Directions –
- A) In the pole-building thread, what R-value per inch is given for typical extruded foam?
- B) Copy the passage of the pole-building thread that begins at the words "Thanks for the" and stops after the words "whiting-5 (Nov 4, 2009)".

-- Begin Quoted text --

# Questions on insulating and heating a pole building



## s13rymos (Nov 4, 2009)

Hey guys.. Im gonna be building a 30x40 pole building on my property soon and i was wondering what is the best way to insulate it.. I was thinking something along the lines of spray on insulation or trying to fit foam sheets in somehow.. also would a OWB be sufficient enough to heat both this and my house or would i need a separate heat system for my shop.. any help would be great thanks..


----------



## Slick (Nov 4, 2009)

An OWB will surely heat that and a house, mine does most of 40x70 building and my house, just size it properly. Insulation for a pole building comes in many varieties...how are you finishing the inside? Alot of guys use the blanket insulation that goes on as you apply the metal walls of the building, not the best insulation but it's something, probably R4-6 or something like that...sheet foam will get you similiar results depending on how thick you go. If your finishing the inside just build walls between the "poles" of the building and use batt insulation between them. 
Mine has the blanket which isn't the greatest but it's something, I'm working my way around with framed walls and R13 in them and it's a huge improvement.


----------



## modn (Nov 4, 2009)

Typical extruded foam is r-5 per inch of material. I did this in my pole barn and it works great. Works pretty well on the ceiling also.


----------



## Taxmantoo (Nov 4, 2009)

If I were to do it from scratch, and didn't want to pay thousands for sprayed-on foam, I'd put 2" foam sheet (vertically) around the perimeter underground, put hydronic heat loops under the concrete floor and fill the walls with cellulose. Even if I didn't have an OWB but might get one someday, I'd insulate the floor and put the pipes in it for hot water heat.


----------



## s13rymos (Nov 4, 2009)

Thanks for the responses guys.. I dont know if im gonna finish the inside yet.. if i do it wont be for awhile... I might just do the sheets of foam like u guys said and see about putting pipes in the floor for radiant heat off the floor.. i think that should work.. Ill add that i dont have a OWB right now.. we had a taylor a long time ago when i was a kid but the water jacket rusted out so we got rid of it.. im in the market for another one since the design of them has been greatly improved..


----------



## whiting-5 (Nov 4, 2009)

mine is 55x88 feet i had the insulation guys in my building during the day all areas that you could see light .got spray in. corners, eves pretty much everywhere then went back with 6 inch thick pole barn insulation.it is tight we use it for live music and it even sounds good!


----------



## pwl (Nov 4, 2009)

Check out www.garagejournal.com. Tons of info and many good people there.


----------



## MNGuns (Nov 4, 2009)

In my 30x40, I have foam panels between the battens on the walls, and then covered that with 3/8 CDX to protect it and give me something to hang tools and such on. I have yet to insulate the ceiling, but intend to have it sprayed rather than mess with setting in the lumber needed to hang plywood. My shop has it's own wood stove and even on the coldest days it stays as nice as you would expect a shop to be. I'm working out there, not living in it...

-- End Quoted text --
-- Begin Supplied material --

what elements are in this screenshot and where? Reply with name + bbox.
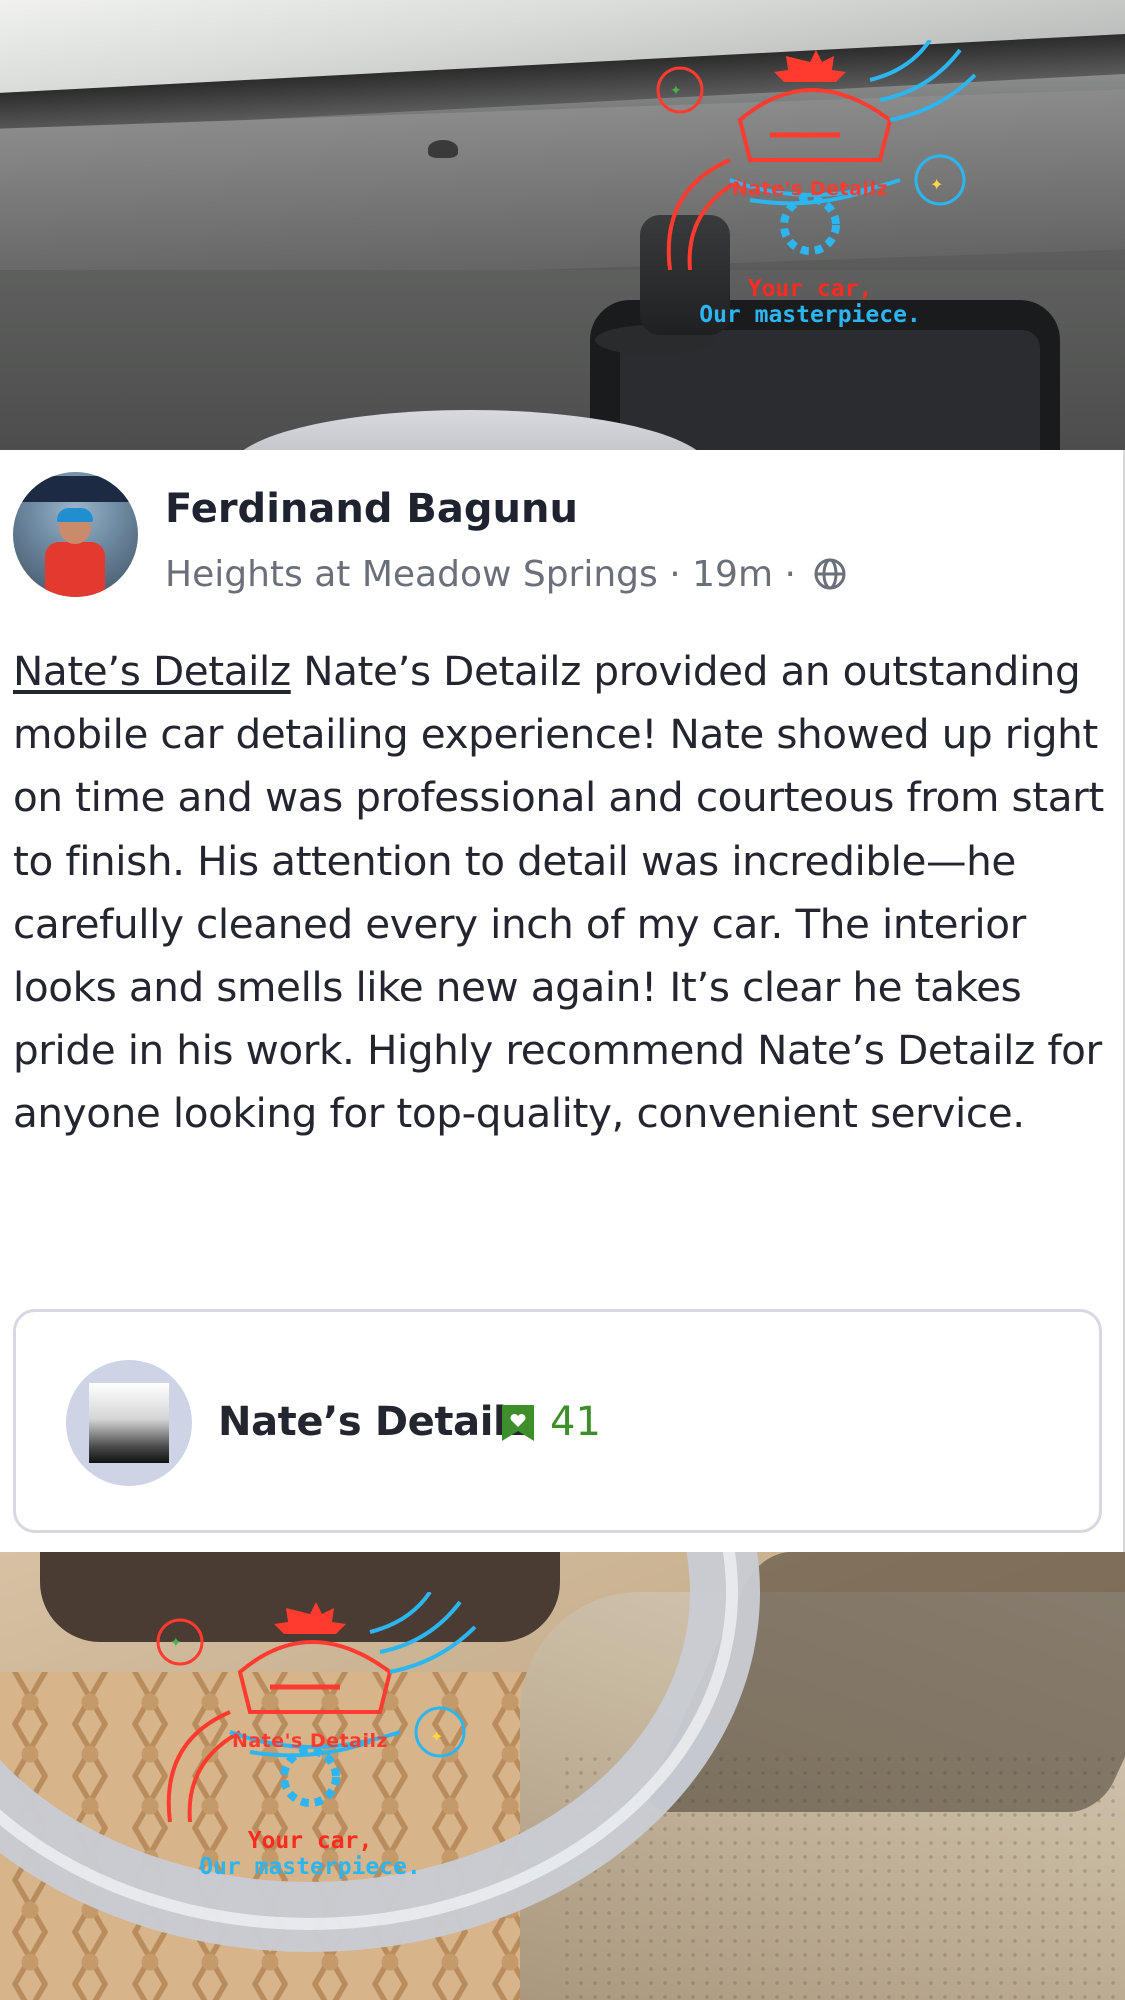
business-avatar[interactable]: [66, 1360, 192, 1486]
post-location[interactable]: Heights at Meadow Springs: [165, 554, 658, 595]
post-body: Nate’s Detailz Nate’s Detailz provided a…: [13, 640, 1108, 1146]
svg-text:✦: ✦: [170, 1635, 182, 1651]
post-card: Ferdinand Bagunu Heights at Meadow Sprin…: [0, 450, 1125, 1552]
avatar-cap: [57, 508, 93, 522]
meta-separator: ·: [773, 554, 808, 595]
avatar-background-sign: [13, 476, 138, 502]
watermark-brand-name: Nate's Detailz: [731, 178, 889, 200]
interior-photo[interactable]: ✦ ✦ Nate's Detailz Your car, Our masterp…: [0, 1552, 1125, 2000]
author-avatar[interactable]: [13, 472, 138, 597]
author-name[interactable]: Ferdinand Bagunu: [165, 486, 578, 532]
post-meta: Heights at Meadow Springs · 19m ·: [165, 554, 847, 600]
watermark-tagline-1: Your car,: [747, 276, 873, 302]
recommendation-count: 41: [550, 1399, 601, 1445]
meta-separator: ·: [657, 554, 693, 595]
business-mention-link[interactable]: Nate’s Detailz: [13, 647, 291, 695]
business-card[interactable]: Nate’s Detailz 41: [13, 1309, 1102, 1533]
globe-icon: [813, 557, 847, 600]
dashboard-photo[interactable]: ✦ ✦ Nate's Detailz Your car, Our masterp…: [0, 0, 1125, 450]
avatar-shirt: [45, 542, 105, 597]
business-name[interactable]: Nate’s Detailz: [218, 1399, 530, 1445]
watermark-logo: ✦ ✦ Nate's Detailz Your car, Our masterp…: [140, 1592, 480, 1892]
watermark-logo: ✦ ✦ Nate's Detailz Your car, Our masterp…: [640, 40, 980, 340]
post-time[interactable]: 19m: [692, 554, 773, 595]
business-avatar-image: [89, 1383, 169, 1463]
watermark-brand-name: Nate's Detailz: [231, 1730, 389, 1752]
watermark-tagline-1: Your car,: [247, 1828, 373, 1854]
dashboard-sensor: [428, 140, 458, 158]
watermark-tagline-2: Our masterpiece.: [699, 302, 921, 328]
avatar-person: [45, 508, 105, 597]
watermark-tagline-2: Our masterpiece.: [199, 1854, 421, 1880]
svg-text:✦: ✦: [670, 83, 682, 99]
post-body-text: Nate’s Detailz provided an outstanding m…: [13, 647, 1104, 1138]
bookmark-heart-icon: [500, 1403, 536, 1447]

-- End Supplied material --

Answer set –
- A) R-5 per inch.

- B)
Thanks for the responses guys.. I dont know if im gonna finish the inside yet.. if i do it wont be for awhile... I might just do the sheets of foam like u guys said and see about putting pipes in the floor for radiant heat off the floor.. i think that should work.. Ill add that i dont have a OWB right now.. we had a taylor a long time ago when i was a kid but the water jacket rusted out so we got rid of it.. im in the market for another one since the design of them has been greatly improved..


----------



## whiting-5 (Nov 4, 2009)